*YOUR TASK:* Print the listing in its entirety and exactly, leaving out images.

+++ STORED ROWS

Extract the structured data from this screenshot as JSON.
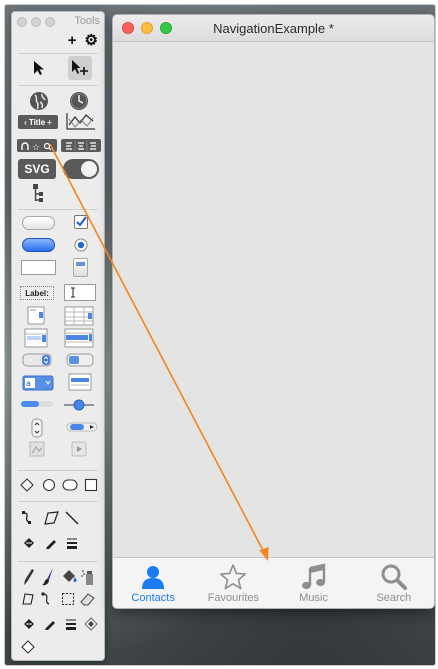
{
  "tools_panel": {
    "title": "Tools",
    "add_icon": "plus-icon",
    "settings_icon": "gear-icon",
    "title_button_label": "Title",
    "svg_label": "SVG",
    "label_label": "Label:"
  },
  "window": {
    "title": "NavigationExample *"
  },
  "tabbar": {
    "tabs": [
      {
        "label": "Contacts",
        "icon": "person-icon",
        "active": true
      },
      {
        "label": "Favourites",
        "icon": "star-icon",
        "active": false
      },
      {
        "label": "Music",
        "icon": "music-note-icon",
        "active": false
      },
      {
        "label": "Search",
        "icon": "search-icon",
        "active": false
      }
    ]
  },
  "colors": {
    "accent": "#1a7cf2",
    "arrow": "#f5841f",
    "inactive_tab": "#8e8e8e"
  }
}
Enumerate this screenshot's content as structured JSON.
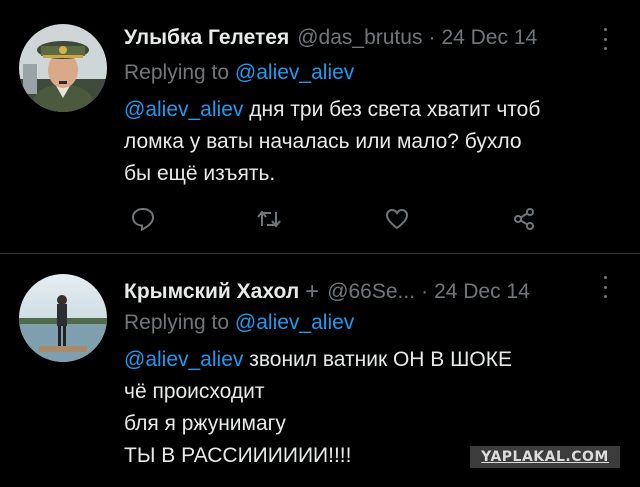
{
  "tweets": [
    {
      "name": "Улыбка Гелетея",
      "handle": "@das_brutus",
      "separator": "·",
      "date": "24 Dec 14",
      "replying_prefix": "Replying to",
      "replying_to": "@aliev_aliev",
      "mention": "@aliev_aliev",
      "lines": [
        " дня три без света хватит чтоб",
        "ломка у ваты началась или мало? бухло",
        "бы ещё изъять."
      ],
      "actions": [
        "reply-icon",
        "retweet-icon",
        "like-icon",
        "share-icon"
      ]
    },
    {
      "name": "Крымский Хахол",
      "badge": "+",
      "handle": "@66Se...",
      "separator": "·",
      "date": "24 Dec 14",
      "replying_prefix": "Replying to",
      "replying_to": "@aliev_aliev",
      "mention": "@aliev_aliev",
      "lines": [
        " звонил ватник ОН В ШОКЕ",
        "чё происходит",
        "бля я ржунимагу",
        "ТЫ В РАССИИИИИИ!!!!"
      ]
    }
  ],
  "watermark": "YAPLAKAL.COM",
  "colors": {
    "background": "#000000",
    "text": "#e7e9ea",
    "muted": "#71767b",
    "link": "#1d9bf0",
    "divider": "#2f3336"
  }
}
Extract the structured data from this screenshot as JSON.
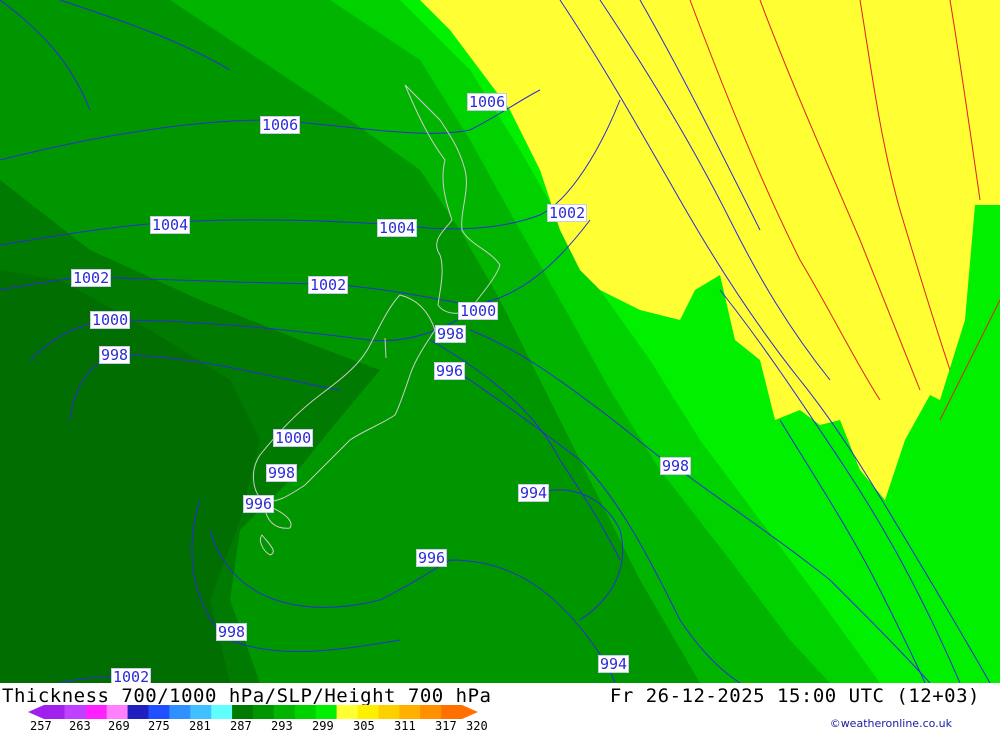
{
  "map": {
    "colors": {
      "dark_green": "#007a00",
      "green_mid": "#009600",
      "green": "#00b400",
      "green_bright": "#00d200",
      "lime": "#00f000",
      "yellow": "#ffff33",
      "isobar": "#2b2bd8",
      "thickness_line": "#e02020",
      "land_outline": "#cccccc"
    },
    "isobar_labels": [
      "1006",
      "1006",
      "1004",
      "1004",
      "1002",
      "1002",
      "1002",
      "1000",
      "1000",
      "998",
      "998",
      "996",
      "1000",
      "998",
      "996",
      "994",
      "998",
      "996",
      "998",
      "994",
      "1002"
    ]
  },
  "footer": {
    "title": "Thickness 700/1000 hPa/SLP/Height 700 hPa",
    "datetime": "Fr 26-12-2025 15:00 UTC (12+03)",
    "credit": "©weatheronline.co.uk",
    "legend_ticks": [
      "257",
      "263",
      "269",
      "275",
      "281",
      "287",
      "293",
      "299",
      "305",
      "311",
      "317",
      "320"
    ],
    "legend_colors": [
      "#a020f0",
      "#c040ff",
      "#ff20ff",
      "#ff80ff",
      "#2020c0",
      "#2050ff",
      "#3090ff",
      "#40c0ff",
      "#60ffff",
      "#007a00",
      "#009600",
      "#00b400",
      "#00d200",
      "#00f000",
      "#ffff33",
      "#fff000",
      "#ffd000",
      "#ffb000",
      "#ff9000",
      "#ff7000"
    ]
  }
}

++++++

*ANSWER IN FULL:*
Extract the structured data from this screenshot as JSON.
{
  "tools_panel": {
    "title": "Tools",
    "add_icon": "plus-icon",
    "settings_icon": "gear-icon",
    "title_button_label": "Title",
    "svg_label": "SVG",
    "label_label": "Label:"
  },
  "window": {
    "title": "NavigationExample *"
  },
  "tabbar": {
    "tabs": [
      {
        "label": "Contacts",
        "icon": "person-icon",
        "active": true
      },
      {
        "label": "Favourites",
        "icon": "star-icon",
        "active": false
      },
      {
        "label": "Music",
        "icon": "music-note-icon",
        "active": false
      },
      {
        "label": "Search",
        "icon": "search-icon",
        "active": false
      }
    ]
  },
  "colors": {
    "accent": "#1a7cf2",
    "arrow": "#f5841f",
    "inactive_tab": "#8e8e8e"
  }
}
Enumerate this screenshot's content as structured JSON.
{
  "tweets": [
    {
      "name": "Улыбка Гелетея",
      "handle": "@das_brutus",
      "separator": "·",
      "date": "24 Dec 14",
      "replying_prefix": "Replying to",
      "replying_to": "@aliev_aliev",
      "mention": "@aliev_aliev",
      "lines": [
        " дня три без света хватит чтоб",
        "ломка у ваты началась или мало? бухло",
        "бы ещё изъять."
      ],
      "actions": [
        "reply-icon",
        "retweet-icon",
        "like-icon",
        "share-icon"
      ]
    },
    {
      "name": "Крымский Хахол",
      "badge": "+",
      "handle": "@66Se...",
      "separator": "·",
      "date": "24 Dec 14",
      "replying_prefix": "Replying to",
      "replying_to": "@aliev_aliev",
      "mention": "@aliev_aliev",
      "lines": [
        " звонил ватник ОН В ШОКЕ",
        "чё происходит",
        "бля я ржунимагу",
        "ТЫ В РАССИИИИИИ!!!!"
      ]
    }
  ],
  "watermark": "YAPLAKAL.COM",
  "colors": {
    "background": "#000000",
    "text": "#e7e9ea",
    "muted": "#71767b",
    "link": "#1d9bf0",
    "divider": "#2f3336"
  }
}
Extract the structured data from this screenshot as JSON.
{
  "map": {
    "colors": {
      "dark_green": "#007a00",
      "green_mid": "#009600",
      "green": "#00b400",
      "green_bright": "#00d200",
      "lime": "#00f000",
      "yellow": "#ffff33",
      "isobar": "#2b2bd8",
      "thickness_line": "#e02020",
      "land_outline": "#cccccc"
    },
    "isobar_labels": [
      "1006",
      "1006",
      "1004",
      "1004",
      "1002",
      "1002",
      "1002",
      "1000",
      "1000",
      "998",
      "998",
      "996",
      "1000",
      "998",
      "996",
      "994",
      "998",
      "996",
      "998",
      "994",
      "1002"
    ]
  },
  "footer": {
    "title": "Thickness 700/1000 hPa/SLP/Height 700 hPa",
    "datetime": "Fr 26-12-2025 15:00 UTC (12+03)",
    "credit": "©weatheronline.co.uk",
    "legend_ticks": [
      "257",
      "263",
      "269",
      "275",
      "281",
      "287",
      "293",
      "299",
      "305",
      "311",
      "317",
      "320"
    ],
    "legend_colors": [
      "#a020f0",
      "#c040ff",
      "#ff20ff",
      "#ff80ff",
      "#2020c0",
      "#2050ff",
      "#3090ff",
      "#40c0ff",
      "#60ffff",
      "#007a00",
      "#009600",
      "#00b400",
      "#00d200",
      "#00f000",
      "#ffff33",
      "#fff000",
      "#ffd000",
      "#ffb000",
      "#ff9000",
      "#ff7000"
    ]
  }
}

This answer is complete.